**PROBLEM DESCRIPTION:** Select, from the data, each line where "title" occurs.

**AVAILABLE RECORDS:**

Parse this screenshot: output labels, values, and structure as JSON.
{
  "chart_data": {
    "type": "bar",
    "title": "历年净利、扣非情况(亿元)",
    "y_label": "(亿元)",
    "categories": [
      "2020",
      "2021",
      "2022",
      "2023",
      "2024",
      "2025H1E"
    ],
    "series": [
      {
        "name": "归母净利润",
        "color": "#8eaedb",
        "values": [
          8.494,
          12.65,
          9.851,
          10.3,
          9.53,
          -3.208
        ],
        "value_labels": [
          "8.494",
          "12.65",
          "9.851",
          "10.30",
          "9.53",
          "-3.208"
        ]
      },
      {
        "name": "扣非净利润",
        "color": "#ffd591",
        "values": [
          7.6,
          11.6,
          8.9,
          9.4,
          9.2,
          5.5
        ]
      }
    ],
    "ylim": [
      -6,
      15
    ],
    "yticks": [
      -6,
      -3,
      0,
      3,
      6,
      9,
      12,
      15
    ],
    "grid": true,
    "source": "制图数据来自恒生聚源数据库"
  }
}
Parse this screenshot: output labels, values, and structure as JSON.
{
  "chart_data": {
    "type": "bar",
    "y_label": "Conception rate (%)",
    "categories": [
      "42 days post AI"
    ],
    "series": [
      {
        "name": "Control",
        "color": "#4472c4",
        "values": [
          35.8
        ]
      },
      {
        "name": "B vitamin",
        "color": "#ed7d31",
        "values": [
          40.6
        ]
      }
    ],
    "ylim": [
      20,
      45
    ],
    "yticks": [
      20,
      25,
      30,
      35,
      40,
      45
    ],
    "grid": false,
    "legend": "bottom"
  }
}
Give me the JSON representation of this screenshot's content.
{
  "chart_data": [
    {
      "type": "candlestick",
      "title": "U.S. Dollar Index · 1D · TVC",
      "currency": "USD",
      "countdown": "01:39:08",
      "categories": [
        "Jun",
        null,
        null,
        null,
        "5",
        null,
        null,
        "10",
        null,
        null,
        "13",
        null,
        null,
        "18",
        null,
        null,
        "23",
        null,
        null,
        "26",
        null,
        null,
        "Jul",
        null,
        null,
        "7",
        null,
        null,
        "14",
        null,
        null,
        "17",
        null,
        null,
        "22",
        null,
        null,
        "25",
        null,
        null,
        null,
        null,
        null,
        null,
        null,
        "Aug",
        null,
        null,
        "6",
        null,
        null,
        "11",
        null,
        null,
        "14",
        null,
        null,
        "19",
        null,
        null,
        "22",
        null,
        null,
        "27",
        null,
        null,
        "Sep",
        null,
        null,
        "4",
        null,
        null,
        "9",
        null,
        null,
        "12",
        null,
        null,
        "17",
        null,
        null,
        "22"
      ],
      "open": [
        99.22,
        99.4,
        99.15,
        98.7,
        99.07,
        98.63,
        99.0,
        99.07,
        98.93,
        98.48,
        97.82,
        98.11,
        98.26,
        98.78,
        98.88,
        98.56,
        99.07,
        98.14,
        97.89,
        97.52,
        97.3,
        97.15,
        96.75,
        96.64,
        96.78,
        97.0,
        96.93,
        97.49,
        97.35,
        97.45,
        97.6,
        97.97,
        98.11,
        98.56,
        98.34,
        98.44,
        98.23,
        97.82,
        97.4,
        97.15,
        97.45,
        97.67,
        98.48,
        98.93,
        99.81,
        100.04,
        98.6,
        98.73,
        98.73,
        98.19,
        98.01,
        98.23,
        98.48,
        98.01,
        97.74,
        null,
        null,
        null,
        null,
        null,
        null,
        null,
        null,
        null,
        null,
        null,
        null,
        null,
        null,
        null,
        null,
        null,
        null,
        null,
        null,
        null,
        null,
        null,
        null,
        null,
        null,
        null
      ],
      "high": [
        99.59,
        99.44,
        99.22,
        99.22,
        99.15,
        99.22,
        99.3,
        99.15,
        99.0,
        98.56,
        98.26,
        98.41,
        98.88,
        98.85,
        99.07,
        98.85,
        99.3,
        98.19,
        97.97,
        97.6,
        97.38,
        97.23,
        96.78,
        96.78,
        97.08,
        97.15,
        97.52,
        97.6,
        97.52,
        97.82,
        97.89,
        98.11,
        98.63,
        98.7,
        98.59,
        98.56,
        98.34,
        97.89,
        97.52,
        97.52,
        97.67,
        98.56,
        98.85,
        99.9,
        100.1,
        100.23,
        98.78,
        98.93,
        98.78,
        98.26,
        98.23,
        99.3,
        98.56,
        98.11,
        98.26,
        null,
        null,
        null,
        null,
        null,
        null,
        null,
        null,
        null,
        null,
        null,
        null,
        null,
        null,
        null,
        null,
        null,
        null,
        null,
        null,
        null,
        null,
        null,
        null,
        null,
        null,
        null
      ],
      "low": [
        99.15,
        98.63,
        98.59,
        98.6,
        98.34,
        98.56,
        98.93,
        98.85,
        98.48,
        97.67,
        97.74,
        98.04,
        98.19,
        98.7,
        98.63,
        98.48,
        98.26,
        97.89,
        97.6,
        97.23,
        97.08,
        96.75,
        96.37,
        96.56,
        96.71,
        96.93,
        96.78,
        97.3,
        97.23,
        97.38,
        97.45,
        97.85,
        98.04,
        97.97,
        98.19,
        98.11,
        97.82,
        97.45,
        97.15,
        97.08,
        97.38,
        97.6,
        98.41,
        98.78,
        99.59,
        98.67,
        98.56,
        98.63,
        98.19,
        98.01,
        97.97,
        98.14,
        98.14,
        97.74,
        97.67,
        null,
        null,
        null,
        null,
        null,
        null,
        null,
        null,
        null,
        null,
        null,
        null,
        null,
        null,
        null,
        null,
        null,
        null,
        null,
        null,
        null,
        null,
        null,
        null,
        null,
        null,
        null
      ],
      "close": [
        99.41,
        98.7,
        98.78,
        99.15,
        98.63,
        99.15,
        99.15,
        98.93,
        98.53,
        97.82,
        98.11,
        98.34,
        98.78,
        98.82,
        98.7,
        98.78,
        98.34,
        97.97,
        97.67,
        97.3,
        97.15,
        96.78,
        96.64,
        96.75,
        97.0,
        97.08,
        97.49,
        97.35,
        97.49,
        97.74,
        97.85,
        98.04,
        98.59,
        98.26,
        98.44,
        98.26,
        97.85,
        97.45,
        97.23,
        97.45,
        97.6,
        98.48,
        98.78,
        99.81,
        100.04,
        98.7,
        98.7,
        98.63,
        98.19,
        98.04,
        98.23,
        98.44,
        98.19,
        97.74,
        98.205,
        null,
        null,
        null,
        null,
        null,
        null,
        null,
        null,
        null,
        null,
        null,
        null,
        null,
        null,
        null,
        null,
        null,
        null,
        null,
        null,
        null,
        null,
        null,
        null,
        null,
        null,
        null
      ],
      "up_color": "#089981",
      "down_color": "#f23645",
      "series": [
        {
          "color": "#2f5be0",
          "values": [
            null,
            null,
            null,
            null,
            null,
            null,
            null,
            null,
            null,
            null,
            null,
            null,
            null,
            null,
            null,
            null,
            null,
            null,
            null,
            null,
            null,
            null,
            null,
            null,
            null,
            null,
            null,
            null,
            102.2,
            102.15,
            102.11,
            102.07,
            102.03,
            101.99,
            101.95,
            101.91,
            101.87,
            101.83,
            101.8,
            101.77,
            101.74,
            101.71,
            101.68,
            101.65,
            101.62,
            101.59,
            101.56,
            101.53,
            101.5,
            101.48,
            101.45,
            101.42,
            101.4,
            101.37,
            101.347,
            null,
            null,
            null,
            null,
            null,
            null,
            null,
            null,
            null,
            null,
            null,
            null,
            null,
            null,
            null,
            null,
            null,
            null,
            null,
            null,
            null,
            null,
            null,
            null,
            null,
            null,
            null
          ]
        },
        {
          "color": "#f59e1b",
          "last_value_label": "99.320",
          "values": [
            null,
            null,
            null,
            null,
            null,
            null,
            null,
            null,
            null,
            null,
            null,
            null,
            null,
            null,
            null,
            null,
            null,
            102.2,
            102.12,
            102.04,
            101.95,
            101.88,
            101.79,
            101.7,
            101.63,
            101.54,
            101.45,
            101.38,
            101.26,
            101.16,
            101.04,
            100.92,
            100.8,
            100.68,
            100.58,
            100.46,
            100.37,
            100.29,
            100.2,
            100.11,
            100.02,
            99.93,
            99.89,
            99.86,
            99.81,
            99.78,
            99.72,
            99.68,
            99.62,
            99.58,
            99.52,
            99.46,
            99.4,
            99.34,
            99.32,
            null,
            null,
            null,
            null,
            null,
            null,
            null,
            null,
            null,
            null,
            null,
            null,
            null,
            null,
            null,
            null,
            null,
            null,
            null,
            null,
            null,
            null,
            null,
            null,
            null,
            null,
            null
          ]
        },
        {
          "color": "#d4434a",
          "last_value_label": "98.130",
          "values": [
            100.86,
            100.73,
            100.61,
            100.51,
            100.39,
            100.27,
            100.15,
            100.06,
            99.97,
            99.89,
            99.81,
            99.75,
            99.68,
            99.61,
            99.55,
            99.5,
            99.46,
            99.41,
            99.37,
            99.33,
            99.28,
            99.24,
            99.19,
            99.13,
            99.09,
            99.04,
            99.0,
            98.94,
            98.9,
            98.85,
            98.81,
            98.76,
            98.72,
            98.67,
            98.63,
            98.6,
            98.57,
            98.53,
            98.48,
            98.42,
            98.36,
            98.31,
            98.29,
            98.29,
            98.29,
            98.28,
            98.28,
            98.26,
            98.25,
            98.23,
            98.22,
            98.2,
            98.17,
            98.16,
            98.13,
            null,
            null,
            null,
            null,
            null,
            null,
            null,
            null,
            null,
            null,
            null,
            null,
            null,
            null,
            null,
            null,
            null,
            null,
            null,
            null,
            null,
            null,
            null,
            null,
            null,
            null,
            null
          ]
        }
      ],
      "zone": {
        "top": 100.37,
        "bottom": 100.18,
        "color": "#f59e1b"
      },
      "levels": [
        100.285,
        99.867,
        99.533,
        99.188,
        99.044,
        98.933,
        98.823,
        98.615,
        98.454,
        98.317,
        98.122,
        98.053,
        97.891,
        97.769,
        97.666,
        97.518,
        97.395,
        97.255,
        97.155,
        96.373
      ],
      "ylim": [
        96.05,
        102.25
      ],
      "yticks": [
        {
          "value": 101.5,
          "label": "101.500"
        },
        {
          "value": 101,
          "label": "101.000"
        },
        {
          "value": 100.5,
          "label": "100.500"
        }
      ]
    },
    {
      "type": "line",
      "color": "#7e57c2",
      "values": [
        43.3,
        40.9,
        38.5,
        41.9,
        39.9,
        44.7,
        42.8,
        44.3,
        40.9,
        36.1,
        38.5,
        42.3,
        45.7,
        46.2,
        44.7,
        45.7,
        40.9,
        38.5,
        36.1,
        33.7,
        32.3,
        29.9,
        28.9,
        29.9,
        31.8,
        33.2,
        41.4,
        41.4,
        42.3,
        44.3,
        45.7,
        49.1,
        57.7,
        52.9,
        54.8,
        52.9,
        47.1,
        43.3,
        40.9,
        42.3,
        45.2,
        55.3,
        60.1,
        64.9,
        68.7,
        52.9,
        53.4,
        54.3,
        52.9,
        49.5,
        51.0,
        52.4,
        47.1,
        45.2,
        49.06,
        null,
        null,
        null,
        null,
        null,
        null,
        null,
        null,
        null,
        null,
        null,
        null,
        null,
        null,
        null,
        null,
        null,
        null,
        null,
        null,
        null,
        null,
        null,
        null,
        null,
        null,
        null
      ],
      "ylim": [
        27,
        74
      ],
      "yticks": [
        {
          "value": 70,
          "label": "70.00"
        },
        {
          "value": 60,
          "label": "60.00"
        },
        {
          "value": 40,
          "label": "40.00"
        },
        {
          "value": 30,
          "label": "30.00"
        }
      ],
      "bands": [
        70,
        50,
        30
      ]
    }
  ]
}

**CORRECT OUTPUT:**
    "title": "历年净利、扣非情况(亿元)",
      "title": "U.S. Dollar Index · 1D · TVC",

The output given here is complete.